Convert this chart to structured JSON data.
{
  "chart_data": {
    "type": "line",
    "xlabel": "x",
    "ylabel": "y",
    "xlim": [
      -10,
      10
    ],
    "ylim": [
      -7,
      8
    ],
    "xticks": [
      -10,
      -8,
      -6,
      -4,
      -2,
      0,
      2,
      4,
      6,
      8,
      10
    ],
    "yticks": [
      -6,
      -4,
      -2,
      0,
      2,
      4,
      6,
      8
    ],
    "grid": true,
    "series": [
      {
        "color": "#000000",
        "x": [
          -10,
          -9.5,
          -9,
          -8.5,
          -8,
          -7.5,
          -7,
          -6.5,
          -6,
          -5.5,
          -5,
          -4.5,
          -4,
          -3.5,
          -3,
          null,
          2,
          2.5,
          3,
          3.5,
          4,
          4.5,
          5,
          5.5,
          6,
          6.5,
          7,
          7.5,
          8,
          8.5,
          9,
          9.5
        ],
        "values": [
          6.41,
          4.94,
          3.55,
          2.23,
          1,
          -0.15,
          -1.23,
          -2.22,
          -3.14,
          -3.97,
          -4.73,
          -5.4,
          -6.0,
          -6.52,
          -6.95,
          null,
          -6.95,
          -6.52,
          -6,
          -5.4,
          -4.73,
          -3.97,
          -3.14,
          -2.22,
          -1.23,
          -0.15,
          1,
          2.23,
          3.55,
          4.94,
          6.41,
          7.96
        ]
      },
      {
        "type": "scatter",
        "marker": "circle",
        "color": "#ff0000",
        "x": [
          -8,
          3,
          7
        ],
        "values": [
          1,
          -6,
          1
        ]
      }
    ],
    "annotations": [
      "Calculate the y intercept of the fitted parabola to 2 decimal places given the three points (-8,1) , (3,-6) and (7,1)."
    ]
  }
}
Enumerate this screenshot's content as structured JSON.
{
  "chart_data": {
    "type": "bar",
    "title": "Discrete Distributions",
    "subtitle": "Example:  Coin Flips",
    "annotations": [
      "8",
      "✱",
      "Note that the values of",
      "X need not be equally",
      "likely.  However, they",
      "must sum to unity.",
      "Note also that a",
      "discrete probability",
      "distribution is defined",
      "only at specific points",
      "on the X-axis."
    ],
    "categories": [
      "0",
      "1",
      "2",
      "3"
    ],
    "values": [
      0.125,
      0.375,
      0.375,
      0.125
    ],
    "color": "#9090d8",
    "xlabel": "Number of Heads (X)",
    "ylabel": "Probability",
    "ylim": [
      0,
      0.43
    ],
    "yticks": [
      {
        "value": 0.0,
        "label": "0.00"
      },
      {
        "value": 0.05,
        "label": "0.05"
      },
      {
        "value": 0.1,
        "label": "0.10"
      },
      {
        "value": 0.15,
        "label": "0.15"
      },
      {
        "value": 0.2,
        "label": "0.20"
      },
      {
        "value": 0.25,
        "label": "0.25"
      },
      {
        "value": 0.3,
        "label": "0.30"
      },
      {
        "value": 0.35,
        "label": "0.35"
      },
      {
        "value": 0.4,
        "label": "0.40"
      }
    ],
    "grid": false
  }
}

....

Reproduce the entries above in full by retyping them exactly.

Convert this chart to structured JSON data.
{
  "chart_data": {
    "type": "line",
    "xlabel": "x",
    "ylabel": "y",
    "xlim": [
      -10,
      10
    ],
    "ylim": [
      -7,
      8
    ],
    "xticks": [
      -10,
      -8,
      -6,
      -4,
      -2,
      0,
      2,
      4,
      6,
      8,
      10
    ],
    "yticks": [
      -6,
      -4,
      -2,
      0,
      2,
      4,
      6,
      8
    ],
    "grid": true,
    "series": [
      {
        "color": "#000000",
        "x": [
          -10,
          -9.5,
          -9,
          -8.5,
          -8,
          -7.5,
          -7,
          -6.5,
          -6,
          -5.5,
          -5,
          -4.5,
          -4,
          -3.5,
          -3,
          null,
          2,
          2.5,
          3,
          3.5,
          4,
          4.5,
          5,
          5.5,
          6,
          6.5,
          7,
          7.5,
          8,
          8.5,
          9,
          9.5
        ],
        "values": [
          6.41,
          4.94,
          3.55,
          2.23,
          1,
          -0.15,
          -1.23,
          -2.22,
          -3.14,
          -3.97,
          -4.73,
          -5.4,
          -6.0,
          -6.52,
          -6.95,
          null,
          -6.95,
          -6.52,
          -6,
          -5.4,
          -4.73,
          -3.97,
          -3.14,
          -2.22,
          -1.23,
          -0.15,
          1,
          2.23,
          3.55,
          4.94,
          6.41,
          7.96
        ]
      },
      {
        "type": "scatter",
        "marker": "circle",
        "color": "#ff0000",
        "x": [
          -8,
          3,
          7
        ],
        "values": [
          1,
          -6,
          1
        ]
      }
    ],
    "annotations": [
      "Calculate the y intercept of the fitted parabola to 2 decimal places given the three points (-8,1) , (3,-6) and (7,1)."
    ]
  }
}
Enumerate this screenshot's content as structured JSON.
{
  "chart_data": {
    "type": "bar",
    "title": "Discrete Distributions",
    "subtitle": "Example:  Coin Flips",
    "annotations": [
      "8",
      "✱",
      "Note that the values of",
      "X need not be equally",
      "likely.  However, they",
      "must sum to unity.",
      "Note also that a",
      "discrete probability",
      "distribution is defined",
      "only at specific points",
      "on the X-axis."
    ],
    "categories": [
      "0",
      "1",
      "2",
      "3"
    ],
    "values": [
      0.125,
      0.375,
      0.375,
      0.125
    ],
    "color": "#9090d8",
    "xlabel": "Number of Heads (X)",
    "ylabel": "Probability",
    "ylim": [
      0,
      0.43
    ],
    "yticks": [
      {
        "value": 0.0,
        "label": "0.00"
      },
      {
        "value": 0.05,
        "label": "0.05"
      },
      {
        "value": 0.1,
        "label": "0.10"
      },
      {
        "value": 0.15,
        "label": "0.15"
      },
      {
        "value": 0.2,
        "label": "0.20"
      },
      {
        "value": 0.25,
        "label": "0.25"
      },
      {
        "value": 0.3,
        "label": "0.30"
      },
      {
        "value": 0.35,
        "label": "0.35"
      },
      {
        "value": 0.4,
        "label": "0.40"
      }
    ],
    "grid": false
  }
}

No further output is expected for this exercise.